● What the task requires
Scan the material that follows. Copy every line containing the word "xlabel".

● The input
┄┄┄┄┄┄┄┄┄┄

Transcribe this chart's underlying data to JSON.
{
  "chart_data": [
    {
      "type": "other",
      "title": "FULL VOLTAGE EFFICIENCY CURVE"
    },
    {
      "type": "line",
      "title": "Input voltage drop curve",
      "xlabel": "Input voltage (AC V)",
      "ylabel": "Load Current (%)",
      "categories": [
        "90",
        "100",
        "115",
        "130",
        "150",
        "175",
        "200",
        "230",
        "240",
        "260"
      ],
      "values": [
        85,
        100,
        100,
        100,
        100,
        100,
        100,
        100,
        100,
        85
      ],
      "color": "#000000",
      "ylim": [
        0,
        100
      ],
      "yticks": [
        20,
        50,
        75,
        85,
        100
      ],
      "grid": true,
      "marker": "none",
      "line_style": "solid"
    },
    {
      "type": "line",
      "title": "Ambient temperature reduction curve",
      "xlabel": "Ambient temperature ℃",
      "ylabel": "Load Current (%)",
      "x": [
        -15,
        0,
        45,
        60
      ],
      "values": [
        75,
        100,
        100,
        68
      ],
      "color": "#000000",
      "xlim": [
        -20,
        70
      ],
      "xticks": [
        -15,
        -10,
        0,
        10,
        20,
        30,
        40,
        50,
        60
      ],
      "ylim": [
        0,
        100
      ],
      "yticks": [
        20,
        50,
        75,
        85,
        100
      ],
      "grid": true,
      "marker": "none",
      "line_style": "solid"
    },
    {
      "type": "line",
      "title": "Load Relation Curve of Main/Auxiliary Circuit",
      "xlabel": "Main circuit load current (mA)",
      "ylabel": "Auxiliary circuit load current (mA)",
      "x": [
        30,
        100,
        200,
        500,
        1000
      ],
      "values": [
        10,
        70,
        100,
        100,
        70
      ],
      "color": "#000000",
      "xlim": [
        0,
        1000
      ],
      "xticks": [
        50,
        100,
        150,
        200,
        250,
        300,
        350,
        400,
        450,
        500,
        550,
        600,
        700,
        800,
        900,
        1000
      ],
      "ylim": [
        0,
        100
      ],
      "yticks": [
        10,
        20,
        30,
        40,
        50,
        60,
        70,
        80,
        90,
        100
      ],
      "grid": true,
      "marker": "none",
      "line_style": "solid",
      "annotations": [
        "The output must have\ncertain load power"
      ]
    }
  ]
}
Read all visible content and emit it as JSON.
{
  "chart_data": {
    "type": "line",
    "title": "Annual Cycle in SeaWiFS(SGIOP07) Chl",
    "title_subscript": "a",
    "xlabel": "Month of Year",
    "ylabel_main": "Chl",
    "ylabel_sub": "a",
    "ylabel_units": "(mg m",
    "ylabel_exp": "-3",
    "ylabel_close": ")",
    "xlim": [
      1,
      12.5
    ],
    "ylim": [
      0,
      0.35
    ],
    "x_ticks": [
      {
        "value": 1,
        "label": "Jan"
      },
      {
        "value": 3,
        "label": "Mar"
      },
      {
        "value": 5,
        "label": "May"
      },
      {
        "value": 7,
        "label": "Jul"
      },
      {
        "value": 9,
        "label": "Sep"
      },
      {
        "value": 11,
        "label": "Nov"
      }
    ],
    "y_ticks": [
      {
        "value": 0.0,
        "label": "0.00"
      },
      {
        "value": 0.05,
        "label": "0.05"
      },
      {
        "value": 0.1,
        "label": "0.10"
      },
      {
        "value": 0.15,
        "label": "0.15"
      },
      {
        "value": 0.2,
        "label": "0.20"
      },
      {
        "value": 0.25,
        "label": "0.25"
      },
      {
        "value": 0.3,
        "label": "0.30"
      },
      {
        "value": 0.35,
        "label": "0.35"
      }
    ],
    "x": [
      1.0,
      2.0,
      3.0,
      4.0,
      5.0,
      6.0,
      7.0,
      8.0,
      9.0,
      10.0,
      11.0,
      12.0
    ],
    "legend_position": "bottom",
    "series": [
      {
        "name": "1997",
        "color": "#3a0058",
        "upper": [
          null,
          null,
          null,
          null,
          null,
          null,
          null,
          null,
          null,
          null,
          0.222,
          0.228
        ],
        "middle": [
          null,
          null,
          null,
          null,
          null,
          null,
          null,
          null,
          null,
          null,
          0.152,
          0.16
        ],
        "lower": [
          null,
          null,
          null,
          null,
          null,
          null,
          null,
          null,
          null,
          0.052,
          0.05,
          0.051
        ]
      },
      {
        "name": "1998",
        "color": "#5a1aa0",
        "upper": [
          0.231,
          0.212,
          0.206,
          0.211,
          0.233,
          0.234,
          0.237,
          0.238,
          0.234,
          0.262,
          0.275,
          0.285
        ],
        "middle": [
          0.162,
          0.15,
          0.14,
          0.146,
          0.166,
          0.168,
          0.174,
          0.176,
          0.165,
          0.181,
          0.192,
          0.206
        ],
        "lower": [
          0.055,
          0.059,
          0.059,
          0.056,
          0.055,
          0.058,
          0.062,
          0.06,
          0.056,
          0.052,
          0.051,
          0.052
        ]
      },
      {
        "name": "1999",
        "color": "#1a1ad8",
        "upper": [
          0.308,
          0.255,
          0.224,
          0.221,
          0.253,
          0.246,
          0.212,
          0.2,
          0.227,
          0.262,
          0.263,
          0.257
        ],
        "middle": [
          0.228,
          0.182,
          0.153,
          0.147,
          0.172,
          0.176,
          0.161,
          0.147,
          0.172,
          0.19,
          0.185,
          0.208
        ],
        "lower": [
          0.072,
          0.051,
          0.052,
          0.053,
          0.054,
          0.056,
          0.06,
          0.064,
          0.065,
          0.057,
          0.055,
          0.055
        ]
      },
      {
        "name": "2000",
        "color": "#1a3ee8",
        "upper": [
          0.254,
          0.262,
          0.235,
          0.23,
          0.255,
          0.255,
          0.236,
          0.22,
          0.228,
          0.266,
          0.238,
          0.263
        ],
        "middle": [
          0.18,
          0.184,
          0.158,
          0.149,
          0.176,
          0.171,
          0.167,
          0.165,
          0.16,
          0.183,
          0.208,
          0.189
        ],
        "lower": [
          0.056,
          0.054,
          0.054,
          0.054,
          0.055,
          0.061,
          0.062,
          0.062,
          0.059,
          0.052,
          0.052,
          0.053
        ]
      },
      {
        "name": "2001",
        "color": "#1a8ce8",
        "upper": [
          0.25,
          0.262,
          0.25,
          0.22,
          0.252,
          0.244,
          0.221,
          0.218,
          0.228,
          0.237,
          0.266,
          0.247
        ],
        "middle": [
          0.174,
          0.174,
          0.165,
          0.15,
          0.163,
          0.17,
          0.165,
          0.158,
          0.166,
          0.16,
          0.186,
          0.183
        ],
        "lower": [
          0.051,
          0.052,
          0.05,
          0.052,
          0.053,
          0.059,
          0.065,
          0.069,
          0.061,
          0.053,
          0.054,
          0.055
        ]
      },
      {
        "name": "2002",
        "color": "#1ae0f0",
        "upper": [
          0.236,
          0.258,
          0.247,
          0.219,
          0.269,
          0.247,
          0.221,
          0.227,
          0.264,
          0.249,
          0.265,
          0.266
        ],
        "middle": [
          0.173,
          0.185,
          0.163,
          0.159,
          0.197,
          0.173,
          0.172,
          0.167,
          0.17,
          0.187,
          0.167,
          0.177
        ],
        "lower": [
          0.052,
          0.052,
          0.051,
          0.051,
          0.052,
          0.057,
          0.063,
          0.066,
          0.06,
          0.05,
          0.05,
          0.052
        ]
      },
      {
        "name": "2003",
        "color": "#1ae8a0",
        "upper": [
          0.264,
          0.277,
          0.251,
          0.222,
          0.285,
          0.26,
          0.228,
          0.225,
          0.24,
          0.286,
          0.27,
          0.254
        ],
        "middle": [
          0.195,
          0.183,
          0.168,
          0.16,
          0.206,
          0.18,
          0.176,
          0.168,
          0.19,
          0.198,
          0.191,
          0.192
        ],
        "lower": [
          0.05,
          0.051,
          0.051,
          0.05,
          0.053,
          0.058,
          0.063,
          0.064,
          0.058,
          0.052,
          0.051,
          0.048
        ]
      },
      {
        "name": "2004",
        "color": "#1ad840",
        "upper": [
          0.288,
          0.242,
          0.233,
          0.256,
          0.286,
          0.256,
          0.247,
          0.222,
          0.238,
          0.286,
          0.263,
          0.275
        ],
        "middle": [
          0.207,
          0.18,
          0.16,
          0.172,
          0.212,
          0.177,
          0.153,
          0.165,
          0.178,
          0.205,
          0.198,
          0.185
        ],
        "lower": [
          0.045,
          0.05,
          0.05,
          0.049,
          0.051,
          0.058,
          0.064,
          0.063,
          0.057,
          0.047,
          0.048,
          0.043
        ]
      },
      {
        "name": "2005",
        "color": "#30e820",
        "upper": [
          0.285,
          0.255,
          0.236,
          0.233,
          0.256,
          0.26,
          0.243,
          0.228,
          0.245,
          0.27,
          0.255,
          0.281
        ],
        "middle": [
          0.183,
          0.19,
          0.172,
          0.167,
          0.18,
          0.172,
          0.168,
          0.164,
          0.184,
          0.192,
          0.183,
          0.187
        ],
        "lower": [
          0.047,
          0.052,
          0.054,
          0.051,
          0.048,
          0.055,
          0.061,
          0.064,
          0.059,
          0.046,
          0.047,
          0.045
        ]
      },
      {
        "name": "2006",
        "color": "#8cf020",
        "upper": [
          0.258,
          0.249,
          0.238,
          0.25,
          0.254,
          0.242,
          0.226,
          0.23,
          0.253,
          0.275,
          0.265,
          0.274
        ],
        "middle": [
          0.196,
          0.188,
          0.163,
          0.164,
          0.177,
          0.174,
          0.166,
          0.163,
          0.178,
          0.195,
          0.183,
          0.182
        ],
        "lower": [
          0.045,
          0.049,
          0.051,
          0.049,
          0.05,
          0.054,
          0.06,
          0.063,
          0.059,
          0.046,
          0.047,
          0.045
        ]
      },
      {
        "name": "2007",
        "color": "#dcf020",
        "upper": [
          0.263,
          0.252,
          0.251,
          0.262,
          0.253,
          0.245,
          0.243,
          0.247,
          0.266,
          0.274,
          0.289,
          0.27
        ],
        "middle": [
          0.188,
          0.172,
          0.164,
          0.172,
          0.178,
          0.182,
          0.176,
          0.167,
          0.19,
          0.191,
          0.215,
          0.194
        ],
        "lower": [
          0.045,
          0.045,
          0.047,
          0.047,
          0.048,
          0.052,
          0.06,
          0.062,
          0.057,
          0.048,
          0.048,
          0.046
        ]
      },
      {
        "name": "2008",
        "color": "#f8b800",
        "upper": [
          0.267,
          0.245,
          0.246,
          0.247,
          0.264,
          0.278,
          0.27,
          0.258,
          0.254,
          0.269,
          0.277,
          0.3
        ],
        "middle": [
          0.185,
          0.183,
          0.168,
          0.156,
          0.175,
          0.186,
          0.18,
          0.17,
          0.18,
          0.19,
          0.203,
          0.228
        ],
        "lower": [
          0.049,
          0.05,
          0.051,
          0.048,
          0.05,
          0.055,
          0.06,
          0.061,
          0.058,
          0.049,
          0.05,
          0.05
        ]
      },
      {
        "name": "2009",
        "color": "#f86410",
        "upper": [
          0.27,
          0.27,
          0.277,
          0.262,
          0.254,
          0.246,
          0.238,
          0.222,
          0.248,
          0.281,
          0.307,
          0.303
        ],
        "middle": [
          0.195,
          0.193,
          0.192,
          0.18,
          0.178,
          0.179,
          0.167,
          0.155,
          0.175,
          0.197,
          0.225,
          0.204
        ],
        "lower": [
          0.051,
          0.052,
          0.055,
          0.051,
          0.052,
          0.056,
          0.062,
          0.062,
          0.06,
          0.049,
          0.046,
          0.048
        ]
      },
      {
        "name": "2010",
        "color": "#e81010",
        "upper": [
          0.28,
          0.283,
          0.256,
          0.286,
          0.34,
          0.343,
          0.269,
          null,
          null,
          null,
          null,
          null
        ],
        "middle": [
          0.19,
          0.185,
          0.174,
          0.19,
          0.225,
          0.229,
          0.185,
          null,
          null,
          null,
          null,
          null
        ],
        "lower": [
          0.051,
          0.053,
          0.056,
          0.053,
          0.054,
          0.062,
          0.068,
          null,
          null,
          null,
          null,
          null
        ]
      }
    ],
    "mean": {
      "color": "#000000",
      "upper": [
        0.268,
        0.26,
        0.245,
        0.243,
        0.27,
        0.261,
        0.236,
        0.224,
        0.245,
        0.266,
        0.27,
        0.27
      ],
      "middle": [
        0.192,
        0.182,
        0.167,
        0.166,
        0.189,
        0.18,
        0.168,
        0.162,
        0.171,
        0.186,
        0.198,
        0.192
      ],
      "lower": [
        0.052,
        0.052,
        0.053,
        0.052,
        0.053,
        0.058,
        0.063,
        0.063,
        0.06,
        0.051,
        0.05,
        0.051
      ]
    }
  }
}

┄┄┄┄┄┄┄┄┄┄

● Solution for this problem
      "xlabel": "Input voltage (AC V)",
      "xlabel": "Ambient temperature ℃",
      "xlabel": "Main circuit load current (mA)",
    "xlabel": "Month of Year",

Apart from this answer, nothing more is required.